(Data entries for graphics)
---------------
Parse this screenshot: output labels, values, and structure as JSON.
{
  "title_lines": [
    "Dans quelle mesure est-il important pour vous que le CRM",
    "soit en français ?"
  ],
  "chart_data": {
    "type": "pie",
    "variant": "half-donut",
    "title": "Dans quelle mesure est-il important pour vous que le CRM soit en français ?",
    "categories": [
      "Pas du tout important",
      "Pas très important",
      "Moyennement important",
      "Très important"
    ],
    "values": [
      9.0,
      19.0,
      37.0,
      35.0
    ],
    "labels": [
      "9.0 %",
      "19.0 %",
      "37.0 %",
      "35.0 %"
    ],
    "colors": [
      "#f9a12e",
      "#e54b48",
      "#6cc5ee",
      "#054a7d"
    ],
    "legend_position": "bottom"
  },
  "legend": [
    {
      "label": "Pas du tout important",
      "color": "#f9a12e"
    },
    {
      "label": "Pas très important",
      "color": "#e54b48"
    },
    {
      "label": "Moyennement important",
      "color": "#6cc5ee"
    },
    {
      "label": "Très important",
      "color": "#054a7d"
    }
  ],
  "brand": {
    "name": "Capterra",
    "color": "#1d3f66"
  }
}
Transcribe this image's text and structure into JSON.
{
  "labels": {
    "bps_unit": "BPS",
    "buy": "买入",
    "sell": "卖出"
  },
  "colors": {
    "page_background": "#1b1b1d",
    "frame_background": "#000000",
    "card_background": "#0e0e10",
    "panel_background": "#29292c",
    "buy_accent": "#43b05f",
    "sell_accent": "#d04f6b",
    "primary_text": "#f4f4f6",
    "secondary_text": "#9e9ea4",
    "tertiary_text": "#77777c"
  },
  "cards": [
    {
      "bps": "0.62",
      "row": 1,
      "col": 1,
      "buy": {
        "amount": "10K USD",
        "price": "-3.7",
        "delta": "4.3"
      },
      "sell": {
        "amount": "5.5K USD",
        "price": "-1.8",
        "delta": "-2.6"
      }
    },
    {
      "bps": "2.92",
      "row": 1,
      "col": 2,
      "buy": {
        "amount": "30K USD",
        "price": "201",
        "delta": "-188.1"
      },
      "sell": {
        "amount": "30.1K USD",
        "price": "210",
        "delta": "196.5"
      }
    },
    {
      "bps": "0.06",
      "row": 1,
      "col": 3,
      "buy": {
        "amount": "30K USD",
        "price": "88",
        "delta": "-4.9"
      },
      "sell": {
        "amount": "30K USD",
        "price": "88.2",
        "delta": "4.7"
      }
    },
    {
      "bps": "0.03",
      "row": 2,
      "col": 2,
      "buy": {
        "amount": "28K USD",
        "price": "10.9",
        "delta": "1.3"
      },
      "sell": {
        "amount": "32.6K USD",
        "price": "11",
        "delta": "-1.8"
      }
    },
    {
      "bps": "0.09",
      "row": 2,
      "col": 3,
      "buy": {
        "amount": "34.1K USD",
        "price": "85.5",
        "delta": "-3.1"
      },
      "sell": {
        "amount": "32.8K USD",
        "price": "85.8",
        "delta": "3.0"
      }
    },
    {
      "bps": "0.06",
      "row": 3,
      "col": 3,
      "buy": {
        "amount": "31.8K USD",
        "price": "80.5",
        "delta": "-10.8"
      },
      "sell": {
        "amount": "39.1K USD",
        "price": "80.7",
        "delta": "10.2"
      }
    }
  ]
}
---------------
YOUR TASK :: Check each line above for the string "values", then copy the ones that have it.

IN RESPONSE ::
Parse this screenshot: output labels, values, and structure as JSON.
    "values": [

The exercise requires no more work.